▶ _Article_:
——

Granjeno is a city in Hidalgo County, Texas, United States. The population was 283 at the 2020 census. The city sits on the banks of the Rio Grande, near the border with Mexico. Its name comes from the granjeno tree (Celtis pallida) or spiny hackberry.

==History==
Founded in the late 18th century, Granjeno has a history that predates Texas statehood. Granjeno Cemetery was established in 1872 with burials from both sides of the Rio Grande. By the mid-1930s, the community consisted of several dwellings. A school established in Granjeno by 1948. Our Lady of Fatima Church was established in 1954 on land donated by Jose Concepcion Anzaldua. During the 1960s, growth in the community was stimulated by the development of a colonia. The population was estimated at 545 in 1976. Ten years later, that figure had decreased to 450. On January 26, 1993, Granjeno was incorporated as a city. The population was just over 300 in 2000. Mayor (Yvette Cabrera) and two commissioners (Jennifer Alvarez and Mike Cisneros)

——

▶ _Dataset content_:
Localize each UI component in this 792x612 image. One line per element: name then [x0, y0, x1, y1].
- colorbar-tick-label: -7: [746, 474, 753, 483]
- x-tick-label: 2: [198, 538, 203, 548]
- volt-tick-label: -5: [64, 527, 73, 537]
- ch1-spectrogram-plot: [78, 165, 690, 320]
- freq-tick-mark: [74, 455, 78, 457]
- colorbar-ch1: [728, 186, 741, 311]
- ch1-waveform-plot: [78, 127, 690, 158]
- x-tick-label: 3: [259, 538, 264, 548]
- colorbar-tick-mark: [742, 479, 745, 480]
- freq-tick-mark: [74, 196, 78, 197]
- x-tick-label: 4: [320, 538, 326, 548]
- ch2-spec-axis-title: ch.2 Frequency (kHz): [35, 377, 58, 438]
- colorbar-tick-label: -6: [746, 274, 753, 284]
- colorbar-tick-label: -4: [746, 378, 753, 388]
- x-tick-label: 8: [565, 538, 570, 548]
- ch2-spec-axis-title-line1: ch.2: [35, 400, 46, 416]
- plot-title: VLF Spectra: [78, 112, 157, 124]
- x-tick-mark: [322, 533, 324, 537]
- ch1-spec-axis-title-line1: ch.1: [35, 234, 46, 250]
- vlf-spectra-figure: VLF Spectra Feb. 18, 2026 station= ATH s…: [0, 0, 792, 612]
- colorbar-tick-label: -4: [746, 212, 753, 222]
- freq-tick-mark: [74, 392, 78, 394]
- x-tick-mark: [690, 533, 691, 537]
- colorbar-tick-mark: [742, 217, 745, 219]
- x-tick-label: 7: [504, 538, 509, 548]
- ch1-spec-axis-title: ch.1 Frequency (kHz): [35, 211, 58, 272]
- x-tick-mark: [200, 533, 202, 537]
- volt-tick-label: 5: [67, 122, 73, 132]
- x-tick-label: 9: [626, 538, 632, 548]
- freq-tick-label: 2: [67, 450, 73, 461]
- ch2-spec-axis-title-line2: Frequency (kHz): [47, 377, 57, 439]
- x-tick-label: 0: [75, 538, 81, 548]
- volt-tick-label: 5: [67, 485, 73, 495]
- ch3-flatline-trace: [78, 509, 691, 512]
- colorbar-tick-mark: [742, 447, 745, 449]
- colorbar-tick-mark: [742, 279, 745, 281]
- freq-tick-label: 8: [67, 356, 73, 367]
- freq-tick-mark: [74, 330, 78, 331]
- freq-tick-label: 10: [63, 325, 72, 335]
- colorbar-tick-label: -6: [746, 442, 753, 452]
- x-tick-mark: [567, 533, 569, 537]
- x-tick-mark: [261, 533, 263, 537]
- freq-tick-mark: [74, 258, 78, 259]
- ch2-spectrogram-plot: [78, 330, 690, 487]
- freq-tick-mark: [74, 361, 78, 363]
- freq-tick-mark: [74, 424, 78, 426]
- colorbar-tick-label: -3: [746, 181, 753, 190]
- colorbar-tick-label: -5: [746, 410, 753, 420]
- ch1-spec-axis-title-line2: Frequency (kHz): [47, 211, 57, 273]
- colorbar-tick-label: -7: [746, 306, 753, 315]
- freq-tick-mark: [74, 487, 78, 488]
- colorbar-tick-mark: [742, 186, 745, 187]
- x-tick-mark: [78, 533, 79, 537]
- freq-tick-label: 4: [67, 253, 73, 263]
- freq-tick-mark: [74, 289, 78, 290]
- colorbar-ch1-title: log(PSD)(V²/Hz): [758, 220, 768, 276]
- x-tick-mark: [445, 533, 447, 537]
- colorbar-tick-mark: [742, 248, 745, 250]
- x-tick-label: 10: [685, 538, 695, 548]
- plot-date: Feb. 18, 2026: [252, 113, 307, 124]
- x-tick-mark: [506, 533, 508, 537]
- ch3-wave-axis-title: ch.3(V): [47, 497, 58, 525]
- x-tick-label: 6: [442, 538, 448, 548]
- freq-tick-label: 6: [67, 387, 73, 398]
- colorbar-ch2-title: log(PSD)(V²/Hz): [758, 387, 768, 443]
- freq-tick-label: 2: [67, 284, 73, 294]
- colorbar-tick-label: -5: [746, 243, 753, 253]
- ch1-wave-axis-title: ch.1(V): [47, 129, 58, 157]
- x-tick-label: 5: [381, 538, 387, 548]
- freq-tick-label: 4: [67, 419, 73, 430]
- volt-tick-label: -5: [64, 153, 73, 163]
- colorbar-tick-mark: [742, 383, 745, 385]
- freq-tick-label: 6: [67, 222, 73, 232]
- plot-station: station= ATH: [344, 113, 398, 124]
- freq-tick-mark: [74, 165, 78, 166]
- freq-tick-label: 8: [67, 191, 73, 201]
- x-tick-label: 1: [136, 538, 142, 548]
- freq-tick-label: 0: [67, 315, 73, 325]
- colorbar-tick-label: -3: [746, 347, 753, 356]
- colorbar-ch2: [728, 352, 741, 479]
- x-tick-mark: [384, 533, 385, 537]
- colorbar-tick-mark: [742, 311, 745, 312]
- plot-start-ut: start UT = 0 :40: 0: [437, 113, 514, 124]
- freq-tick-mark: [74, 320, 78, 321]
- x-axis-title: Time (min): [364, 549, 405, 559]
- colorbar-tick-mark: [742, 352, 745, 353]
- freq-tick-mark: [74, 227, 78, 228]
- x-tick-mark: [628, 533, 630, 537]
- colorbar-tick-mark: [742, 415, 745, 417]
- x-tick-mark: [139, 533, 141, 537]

——

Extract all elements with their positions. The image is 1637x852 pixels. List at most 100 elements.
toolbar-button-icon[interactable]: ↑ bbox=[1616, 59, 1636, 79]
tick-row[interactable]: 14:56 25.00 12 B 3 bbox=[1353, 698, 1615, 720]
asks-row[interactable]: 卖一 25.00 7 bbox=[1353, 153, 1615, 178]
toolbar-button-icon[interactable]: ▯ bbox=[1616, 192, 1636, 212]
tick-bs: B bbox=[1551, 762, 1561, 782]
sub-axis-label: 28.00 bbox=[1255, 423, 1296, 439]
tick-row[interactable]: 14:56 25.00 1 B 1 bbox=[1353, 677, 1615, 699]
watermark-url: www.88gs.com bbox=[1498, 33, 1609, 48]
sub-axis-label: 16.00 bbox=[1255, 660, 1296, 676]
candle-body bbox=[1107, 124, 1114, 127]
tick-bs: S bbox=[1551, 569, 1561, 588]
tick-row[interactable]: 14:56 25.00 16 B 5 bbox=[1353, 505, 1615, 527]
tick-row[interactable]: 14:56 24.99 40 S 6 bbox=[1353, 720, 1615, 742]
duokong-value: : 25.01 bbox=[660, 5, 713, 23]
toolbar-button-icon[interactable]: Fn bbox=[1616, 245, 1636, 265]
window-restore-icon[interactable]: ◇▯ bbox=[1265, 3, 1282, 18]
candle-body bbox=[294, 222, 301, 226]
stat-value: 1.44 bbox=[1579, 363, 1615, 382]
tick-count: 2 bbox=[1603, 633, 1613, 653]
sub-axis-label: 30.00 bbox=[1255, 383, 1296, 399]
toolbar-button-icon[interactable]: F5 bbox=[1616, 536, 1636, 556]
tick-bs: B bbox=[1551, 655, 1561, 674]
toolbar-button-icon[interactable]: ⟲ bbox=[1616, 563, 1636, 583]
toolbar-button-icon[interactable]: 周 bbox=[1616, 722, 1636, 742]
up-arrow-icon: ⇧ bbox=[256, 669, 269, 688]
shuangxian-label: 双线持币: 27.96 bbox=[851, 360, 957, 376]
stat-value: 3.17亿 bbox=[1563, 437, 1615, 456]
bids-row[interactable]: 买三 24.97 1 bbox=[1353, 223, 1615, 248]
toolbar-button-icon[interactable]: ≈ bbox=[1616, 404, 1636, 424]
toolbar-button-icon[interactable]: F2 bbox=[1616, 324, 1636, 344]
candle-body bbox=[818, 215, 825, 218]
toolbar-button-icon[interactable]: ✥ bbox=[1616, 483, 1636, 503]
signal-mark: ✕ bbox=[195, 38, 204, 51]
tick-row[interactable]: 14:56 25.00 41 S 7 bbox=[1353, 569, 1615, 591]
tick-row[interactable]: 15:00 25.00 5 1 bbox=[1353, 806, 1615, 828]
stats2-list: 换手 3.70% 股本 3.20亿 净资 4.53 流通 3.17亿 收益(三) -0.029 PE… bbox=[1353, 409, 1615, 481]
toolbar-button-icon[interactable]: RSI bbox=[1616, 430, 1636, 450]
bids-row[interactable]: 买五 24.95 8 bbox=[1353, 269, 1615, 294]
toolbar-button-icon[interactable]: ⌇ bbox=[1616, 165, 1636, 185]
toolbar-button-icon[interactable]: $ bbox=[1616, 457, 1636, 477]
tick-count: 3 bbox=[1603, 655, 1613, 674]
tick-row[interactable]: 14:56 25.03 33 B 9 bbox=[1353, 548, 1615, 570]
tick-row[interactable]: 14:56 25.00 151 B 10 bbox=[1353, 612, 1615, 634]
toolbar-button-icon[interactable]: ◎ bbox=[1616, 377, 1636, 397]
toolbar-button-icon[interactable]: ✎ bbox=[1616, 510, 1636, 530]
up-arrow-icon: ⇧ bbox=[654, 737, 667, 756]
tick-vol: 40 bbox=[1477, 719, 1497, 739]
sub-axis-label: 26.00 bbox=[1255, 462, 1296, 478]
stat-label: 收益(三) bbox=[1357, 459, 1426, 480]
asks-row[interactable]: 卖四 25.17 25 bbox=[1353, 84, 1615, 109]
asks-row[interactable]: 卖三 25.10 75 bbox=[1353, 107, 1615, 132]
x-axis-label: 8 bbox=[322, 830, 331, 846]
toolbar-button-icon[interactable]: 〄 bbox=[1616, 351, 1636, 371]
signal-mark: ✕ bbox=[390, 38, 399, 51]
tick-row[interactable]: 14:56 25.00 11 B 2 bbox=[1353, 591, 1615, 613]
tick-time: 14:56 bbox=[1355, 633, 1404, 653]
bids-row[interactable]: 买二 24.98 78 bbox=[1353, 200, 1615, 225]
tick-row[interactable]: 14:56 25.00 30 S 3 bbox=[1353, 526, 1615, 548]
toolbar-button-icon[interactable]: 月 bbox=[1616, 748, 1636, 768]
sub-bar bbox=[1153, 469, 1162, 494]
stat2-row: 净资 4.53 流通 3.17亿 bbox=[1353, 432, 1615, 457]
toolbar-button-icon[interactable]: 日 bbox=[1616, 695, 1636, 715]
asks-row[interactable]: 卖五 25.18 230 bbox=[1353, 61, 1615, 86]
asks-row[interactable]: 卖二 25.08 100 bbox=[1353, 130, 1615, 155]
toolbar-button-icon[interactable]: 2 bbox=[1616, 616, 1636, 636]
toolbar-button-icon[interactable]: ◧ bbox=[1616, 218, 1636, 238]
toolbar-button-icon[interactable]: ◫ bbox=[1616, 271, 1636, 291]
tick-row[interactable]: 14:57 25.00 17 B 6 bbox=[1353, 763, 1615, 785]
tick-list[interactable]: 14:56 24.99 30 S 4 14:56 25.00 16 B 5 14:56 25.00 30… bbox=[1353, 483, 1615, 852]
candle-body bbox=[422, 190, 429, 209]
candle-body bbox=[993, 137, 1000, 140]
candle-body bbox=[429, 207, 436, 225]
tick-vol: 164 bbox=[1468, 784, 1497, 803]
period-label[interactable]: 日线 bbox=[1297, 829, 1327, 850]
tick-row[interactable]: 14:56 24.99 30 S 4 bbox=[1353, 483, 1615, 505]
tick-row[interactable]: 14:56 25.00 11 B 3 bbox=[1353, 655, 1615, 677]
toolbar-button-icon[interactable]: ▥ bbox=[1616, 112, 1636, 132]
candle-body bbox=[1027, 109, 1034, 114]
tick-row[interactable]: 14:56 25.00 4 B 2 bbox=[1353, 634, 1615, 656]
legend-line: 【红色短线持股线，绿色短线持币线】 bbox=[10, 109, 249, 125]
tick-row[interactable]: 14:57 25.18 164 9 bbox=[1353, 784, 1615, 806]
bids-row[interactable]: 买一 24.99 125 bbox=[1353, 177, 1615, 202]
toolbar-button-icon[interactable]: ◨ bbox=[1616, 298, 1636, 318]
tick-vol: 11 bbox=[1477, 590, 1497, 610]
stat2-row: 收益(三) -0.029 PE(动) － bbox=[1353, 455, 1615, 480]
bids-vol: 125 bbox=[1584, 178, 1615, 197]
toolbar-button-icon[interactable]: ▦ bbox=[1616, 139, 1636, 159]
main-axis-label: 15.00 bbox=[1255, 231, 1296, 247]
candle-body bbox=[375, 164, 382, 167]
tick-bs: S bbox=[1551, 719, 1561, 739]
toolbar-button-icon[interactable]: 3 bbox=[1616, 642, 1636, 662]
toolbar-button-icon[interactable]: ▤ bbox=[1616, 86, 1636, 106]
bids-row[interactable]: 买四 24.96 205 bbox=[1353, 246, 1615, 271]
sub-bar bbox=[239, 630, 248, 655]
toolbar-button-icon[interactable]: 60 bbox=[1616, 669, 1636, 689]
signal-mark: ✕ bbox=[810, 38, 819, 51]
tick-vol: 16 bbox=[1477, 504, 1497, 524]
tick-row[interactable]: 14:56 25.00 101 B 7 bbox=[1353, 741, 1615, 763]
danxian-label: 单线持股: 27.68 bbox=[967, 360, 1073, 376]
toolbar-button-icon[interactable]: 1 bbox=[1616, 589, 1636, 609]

——

▶ _What is needed_: Reproduce word for word everything in the Granjeno text from "Granjeno is a" down to "or spiny hackberry.".

▶ _Correct result_:
Granjeno is a city in Hidalgo County, Texas, United States. The population was 283 at the 2020 census. The city sits on the banks of the Rio Grande, near the border with Mexico. Its name comes from the granjeno tree (Celtis pallida) or spiny hackberry.